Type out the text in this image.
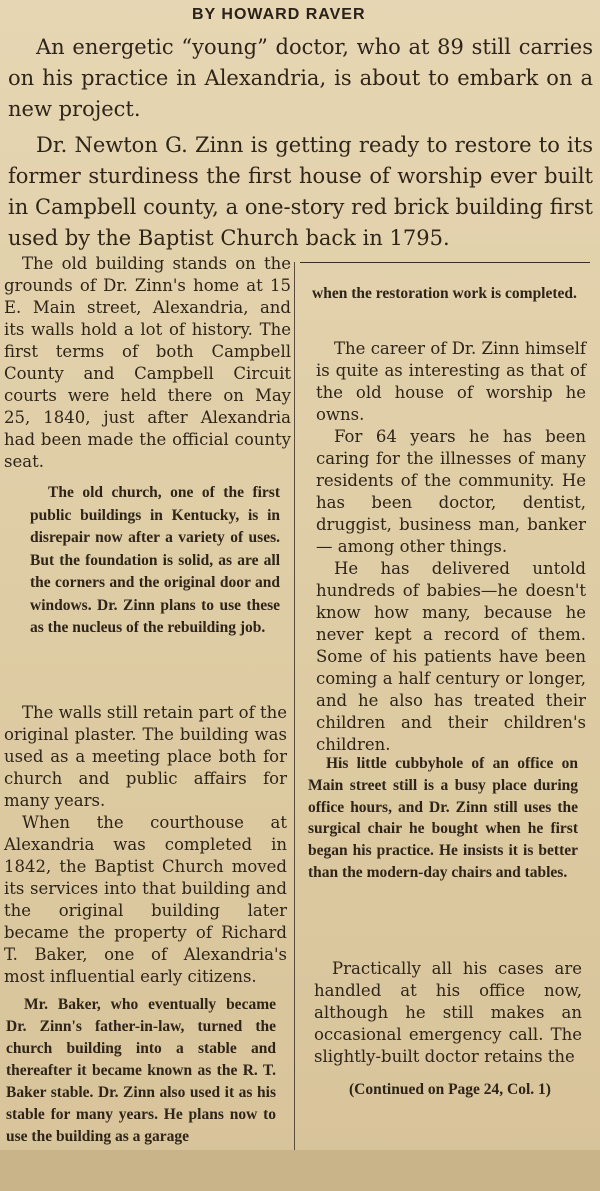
BY HOWARD RAVER

An energetic “young” doctor, who at 89 still carries on his practice in Alexandria, is about to embark on a new project.

Dr. Newton G. Zinn is getting ready to restore to its former sturdiness the first house of worship ever built in Campbell county, a one-story red brick building first used by the Baptist Church back in 1795.

The old building stands on the grounds of Dr. Zinn's home at 15 E. Main street, Alexandria, and its walls hold a lot of history. The first terms of both Campbell County and Campbell Circuit courts were held there on May 25, 1840, just after Alexandria had been made the official county seat.

The old church, one of the first public buildings in Kentucky, is in disrepair now after a variety of uses. But the foundation is solid, as are all the corners and the original door and windows. Dr. Zinn plans to use these as the nucleus of the rebuilding job.

The walls still retain part of the original plaster. The building was used as a meeting place both for church and public affairs for many years.

When the courthouse at Alexandria was completed in 1842, the Baptist Church moved its services into that building and the original building later became the property of Richard T. Baker, one of Alexandria's most influential early citizens.

Mr. Baker, who eventually became Dr. Zinn's father-in-law, turned the church building into a stable and thereafter it became known as the R. T. Baker stable. Dr. Zinn also used it as his stable for many years. He plans now to use the building as a garage

when the restoration work is completed.

The career of Dr. Zinn himself is quite as interesting as that of the old house of worship he owns.

For 64 years he has been caring for the illnesses of many residents of the community. He has been doctor, dentist, druggist, business man, banker — among other things.

He has delivered untold hundreds of babies—he doesn't know how many, because he never kept a record of them. Some of his patients have been coming a half century or longer, and he also has treated their children and their children's children.

His little cubbyhole of an office on Main street still is a busy place during office hours, and Dr. Zinn still uses the surgical chair he bought when he first began his practice. He insists it is better than the modern-day chairs and tables.

Practically all his cases are handled at his office now, although he still makes an occasional emergency call. The slightly-built doctor retains the

(Continued on Page 24, Col. 1)
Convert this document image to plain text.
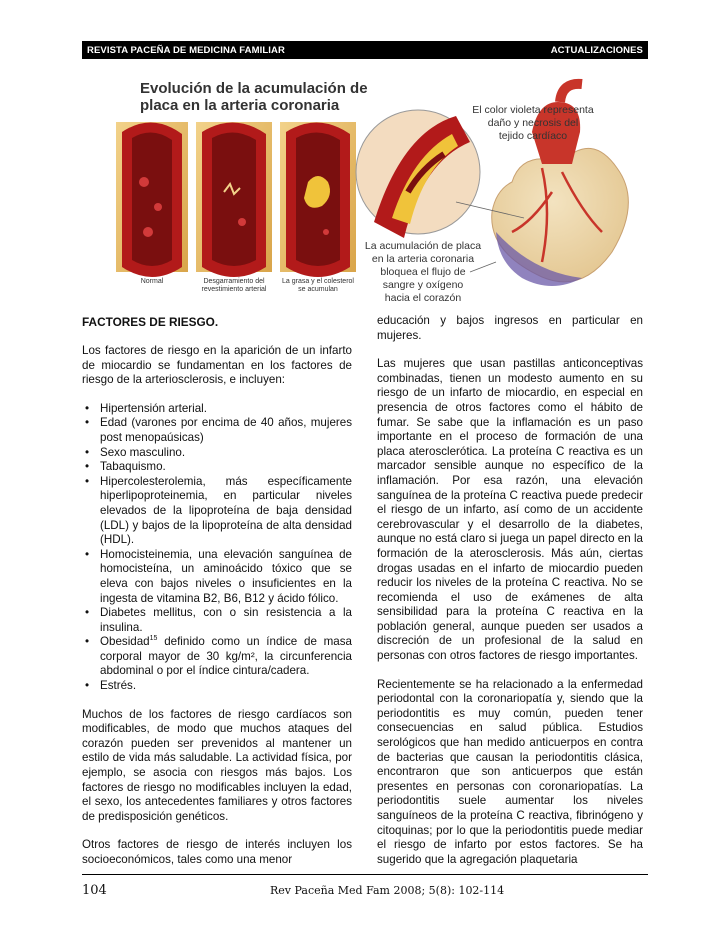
REVISTA PACEÑA DE MEDICINA FAMILIAR	ACTUALIZACIONES
Evolución de la acumulación de
placa en la arteria coronaria
Normal	Desgarramiento del
revestimiento arterial
La grasa y el colesterol
se acumulan
El color violeta representa
daño y necrosis del
tejido cardíaco
La acumulación de placa
en la arteria coronaria
bloquea el flujo de
sangre y oxígeno
hacia el corazón
FACTORES DE RIESGO.

Los factores de riesgo en la aparición de un infarto de miocardio se fundamentan en los factores de riesgo de la arteriosclerosis, e incluyen:

• Hipertensión arterial.
• Edad (varones por encima de 40 años, mujeres post menopaúsicas)
• Sexo masculino.
• Tabaquismo.
• Hipercolesterolemia, más específicamente hiperlipoproteinemia, en particular niveles elevados de la lipoproteína de baja densidad (LDL) y bajos de la lipoproteína de alta densidad (HDL).
• Homocisteinemia, una elevación sanguínea de homocisteína, un aminoácido tóxico que se eleva con bajos niveles o insuficientes en la ingesta de vitamina B2, B6, B12 y ácido fólico.
• Diabetes mellitus, con o sin resistencia a la insulina.
• Obesidad$^{15}$ definido como un índice de masa corporal mayor de 30 kg/m², la circunferencia abdominal o por el índice cintura/cadera.
• Estrés.

Muchos de los factores de riesgo cardíacos son modificables, de modo que muchos ataques del corazón pueden ser prevenidos al mantener un estilo de vida más saludable. La actividad física, por ejemplo, se asocia con riesgos más bajos. Los factores de riesgo no modificables incluyen la edad, el sexo, los antecedentes familiares y otros factores de predisposición genéticos.

Otros factores de riesgo de interés incluyen los socioeconómicos, tales como una menor

educación y bajos ingresos en particular en mujeres.

Las mujeres que usan pastillas anticonceptivas combinadas, tienen un modesto aumento en su riesgo de un infarto de miocardio, en especial en presencia de otros factores como el hábito de fumar. Se sabe que la inflamación es un paso importante en el proceso de formación de una placa aterosclerótica. La proteína C reactiva es un marcador sensible aunque no específico de la inflamación. Por esa razón, una elevación sanguínea de la proteína C reactiva puede predecir el riesgo de un infarto, así como de un accidente cerebrovascular y el desarrollo de la diabetes, aunque no está claro si juega un papel directo en la formación de la aterosclerosis. Más aún, ciertas drogas usadas en el infarto de miocardio pueden reducir los niveles de la proteína C reactiva. No se recomienda el uso de exámenes de alta sensibilidad para la proteína C reactiva en la población general, aunque pueden ser usados a discreción de un profesional de la salud en personas con otros factores de riesgo importantes.

Recientemente se ha relacionado a la enfermedad periodontal con la coronariopatía y, siendo que la periodontitis es muy común, pueden tener consecuencias en salud pública. Estudios serológicos que han medido anticuerpos en contra de bacterias que causan la periodontitis clásica, encontraron que son anticuerpos que están presentes en personas con coronariopatías. La periodontitis suele aumentar los niveles sanguíneos de la proteína C reactiva, fibrinógeno y citoquinas; por lo que la periodontitis puede mediar el riesgo de infarto por estos factores. Se ha sugerido que la agregación plaquetaria

104	Rev Paceña Med Fam 2008; 5(8): 102-114
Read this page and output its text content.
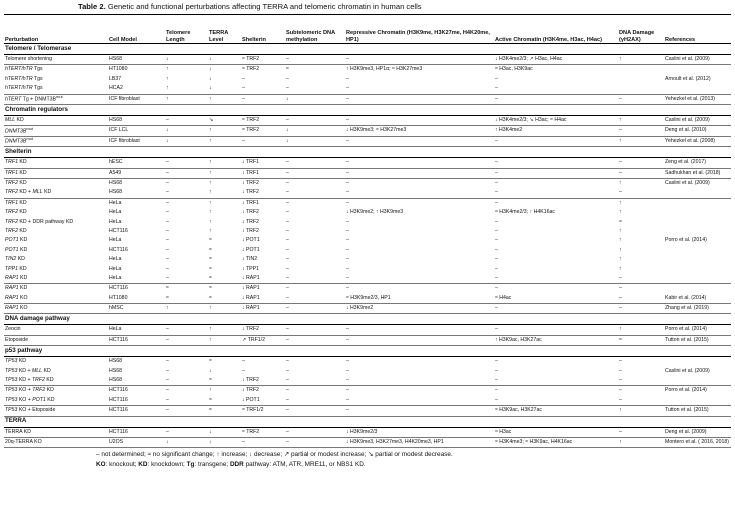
Table 2. Genetic and functional perturbations affecting TERRA and telomeric chromatin in human cells
Perturbation	Cell Model	Telomere Length	TERRA Level	Shelterin	Subtelomeric DNA methylation	Repressive Chromatin (H3K9me, H3K27me, H4K20me, HP1)	Active Chromatin (H3K4me, H3ac, H4ac)	DNA Damage (γH2AX)	References
Telomere / Telomerase									
Telomere shortening	HS68	↓	↓	≈ TRF2	–	–	↓ H3K4me2/3; ↗ H3ac, H4ac	↑	Caslini et al. (2009)
hTERT/hTR Tgs	HT1080	↑	↓	≈ TRF2	≈	↑ H3K9me3, HP1α; ≈ H3K27me3	≈ H3ac, H3K9ac		
hTERT/hTR Tgs	LB37	↑	↓	–	–	–	–		Arnoult et al. (2012)
hTERT/hTR Tgs	HCA2	↑	↓	–	–	–	–		
hTERT $Tg + DNMT3B^{mut}$	ICF fibroblast	↑	↑	–	↓	–	–	–	Yehezkel et al. (2013)
Chromatin regulators									
MLL KD	HS68	–	↘	≈ TRF2	–	–	↓ H3K4me2/3; ↘ H3ac; ≈ H4ac	↑	Caslini et al. (2009)
$DNMT3B^{mut}$	ICF LCL	↓	↑	≈ TRF2	↓	↓ H3K9me3; ≈ H3K27me3	↑ H3K4me2	–	Deng et al. (2010)
$DNMT3B^{mut}$	ICF fibroblast	↓	↑	–	↓	–	–	↑	Yehezkel et al. (2008)
Shelterin									
TRF1 KD	hESC	–	↑	↓ TRF1	–	–	–	–	Zeng et al. (2017)
TRF1 KD	A549	–	↑	↓ TRF1	–	–	–	–	Sadhukhan et al. (2018)
TRF2 KD	HS68	–	↑	↓ TRF2	–	–	–	↑	Caslini et al. (2009)
TRF2 KD + MLL KD	HS68	–	↑	↓ TRF2	–	–	–	–	
TRF1 KD	HeLa	–	↑	↓ TRF1	–	–	–	↑	
TRF2 KD	HeLa	–	↑	↓ TRF2	–	↓ H3K9me2; ↑ H3K9me3	≈ H3K4me2/3; ↑ H4K16ac	↑	
TRF2 KD + DDR pathway KD	HeLa	–	↑	↓ TRF2	–	–	–	≈	
TRF2 KD	HCT116	–	↑	↓ TRF2	–	–	–	↑	
POT1 KD	HeLa	–	≈	↓ POT1	–	–	–	↑	Porro et al. (2014)
POT1 KD	HCT116	–	≈	↓ POT1	–	–	–	↑	
TIN2 KD	HeLa	–	≈	↓ TIN2	–	–	–	↑	
TPP1 KD	HeLa	–	≈	↓ TPP1	–	–	–	↑	
RAP1 KD	HeLa	–	≈	↓ RAP1	–	–	–	–	
RAP1 KD	HCT116	≈	≈	↓ RAP1	–	–	–	–	
RAP1 KO	HT1080	≈	≈	↓ RAP1	–	≈ H3K9me2/3, HP1	≈ H4ac	–	Kabir et al. (2014)
RAP1 KO	hMSC	↑	↑	↓ RAP1	–	↓ H3K9me2	–	–	Zhang et al. (2019)
DNA damage pathway									
Zeocin	HeLa	–	↑	↓ TRF2	–	–	–	↑	Porro et al. (2014)
Etoposide	HCT116	–	↑	↗ TRF1/2	–	–	↑ H3K9ac, H3K27ac	≈	Tutton et al. (2015)
p53 pathway									
TP53 KD	HS68	–	≈	–	–	–	–	–	
TP53 KD + MLL KD	HS68	–	↓	–	–	–	–	–	Caslini et al. (2009)
TP53 KD + TRF2 KD	HS68	–	≈	↓ TRF2	–	–	–	–	
TP53 KO + TRF2 KD	HCT116	–	↑	↓ TRF2	–	–	–	–	Porro et al. (2014)
TP53 KO + POT1 KD	HCT116	–	≈	↓ POT1	–	–	–	–	
TP53 KO + Etoposide	HCT116	–	≈	≈ TRF1/2	–	–	≈ H3K9ac, H3K27ac	↑	Tutton et al. (2015)
TERRA									
TERRA KD	HCT116	–	↓	≈ TRF2	–	↓ H3K9me2/3	≈ H3ac	–	Deng et al. (2009)
20q-TERRA KO	U2OS	↓	↓	–	–	↓ H3K9me3, H3K27me3, H4K20me3, HP1	≈ H3K4me3; ≈ H3K9ac, H4K16ac	↑	Montero et al. ( 2016, 2018)
– not determined; ≈ no significant change; ↑ increase; ↓ decrease; ↗ partial or modest increase; ↘ partial or modest decrease.
KO: knockout; KD: knockdown; Tg: transgene; DDR pathway: ATM, ATR, MRE11, or NBS1 KD.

··········

Of the lines in the listing above, count those containing the word "particular", and state the count alone.

2